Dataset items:
########

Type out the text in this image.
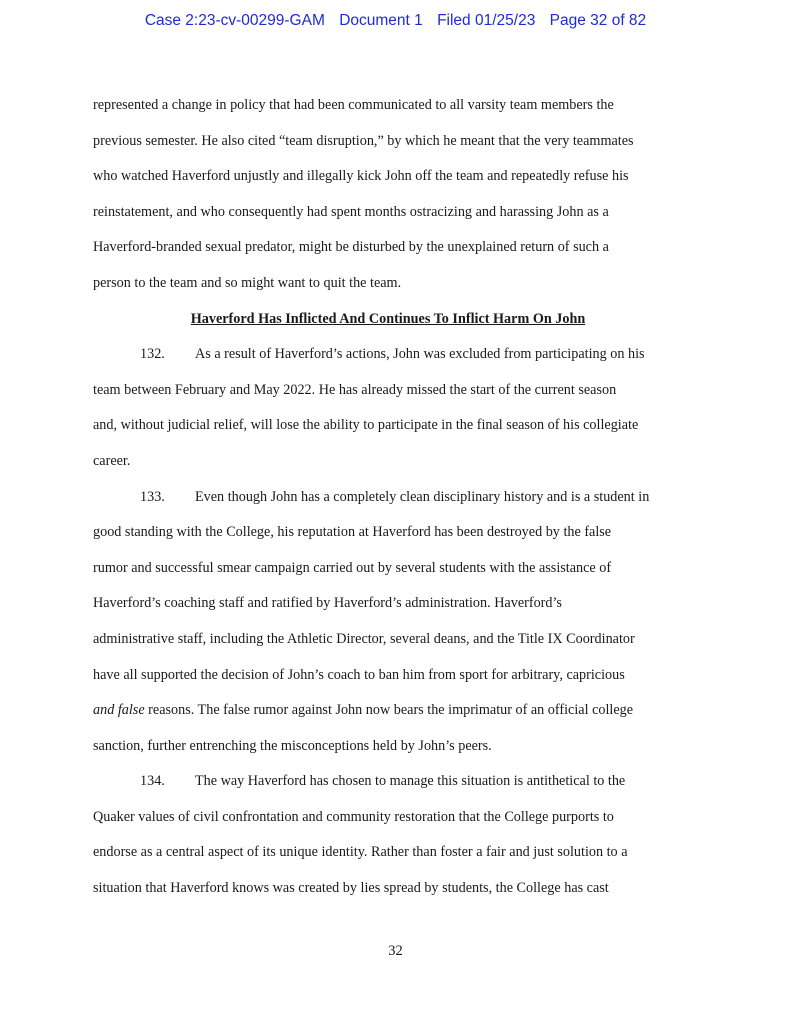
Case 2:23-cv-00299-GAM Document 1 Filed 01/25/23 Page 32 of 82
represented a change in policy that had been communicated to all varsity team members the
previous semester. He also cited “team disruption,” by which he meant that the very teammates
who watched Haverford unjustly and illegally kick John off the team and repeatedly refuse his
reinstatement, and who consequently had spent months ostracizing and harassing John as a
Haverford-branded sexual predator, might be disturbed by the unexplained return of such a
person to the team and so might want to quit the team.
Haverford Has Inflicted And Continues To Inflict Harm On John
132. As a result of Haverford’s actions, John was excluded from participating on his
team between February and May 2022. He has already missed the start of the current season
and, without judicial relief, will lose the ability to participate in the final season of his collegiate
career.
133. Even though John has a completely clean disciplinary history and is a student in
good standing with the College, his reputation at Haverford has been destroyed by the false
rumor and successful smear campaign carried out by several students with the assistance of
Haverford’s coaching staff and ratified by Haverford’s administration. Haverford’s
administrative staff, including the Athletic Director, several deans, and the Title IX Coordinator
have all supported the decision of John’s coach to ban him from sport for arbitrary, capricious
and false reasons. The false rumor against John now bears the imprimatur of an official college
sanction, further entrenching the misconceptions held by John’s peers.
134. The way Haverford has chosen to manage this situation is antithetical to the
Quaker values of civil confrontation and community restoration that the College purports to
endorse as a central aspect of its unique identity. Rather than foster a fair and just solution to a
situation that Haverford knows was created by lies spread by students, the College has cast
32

########

■ Work to be completed ■
Make an exact copy of the records shown above, without the pictures.

■ Output of the exercise ■
Type out the text in this image.
Case 2:23-cv-00299-GAM Document 1 Filed 01/25/23 Page 32 of 82
represented a change in policy that had been communicated to all varsity team members the
previous semester. He also cited “team disruption,” by which he meant that the very teammates
who watched Haverford unjustly and illegally kick John off the team and repeatedly refuse his
reinstatement, and who consequently had spent months ostracizing and harassing John as a
Haverford-branded sexual predator, might be disturbed by the unexplained return of such a
person to the team and so might want to quit the team.
Haverford Has Inflicted And Continues To Inflict Harm On John
132. As a result of Haverford’s actions, John was excluded from participating on his
team between February and May 2022. He has already missed the start of the current season
and, without judicial relief, will lose the ability to participate in the final season of his collegiate
career.
133. Even though John has a completely clean disciplinary history and is a student in
good standing with the College, his reputation at Haverford has been destroyed by the false
rumor and successful smear campaign carried out by several students with the assistance of
Haverford’s coaching staff and ratified by Haverford’s administration. Haverford’s
administrative staff, including the Athletic Director, several deans, and the Title IX Coordinator
have all supported the decision of John’s coach to ban him from sport for arbitrary, capricious
and false reasons. The false rumor against John now bears the imprimatur of an official college
sanction, further entrenching the misconceptions held by John’s peers.
134. The way Haverford has chosen to manage this situation is antithetical to the
Quaker values of civil confrontation and community restoration that the College purports to
endorse as a central aspect of its unique identity. Rather than foster a fair and just solution to a
situation that Haverford knows was created by lies spread by students, the College has cast
32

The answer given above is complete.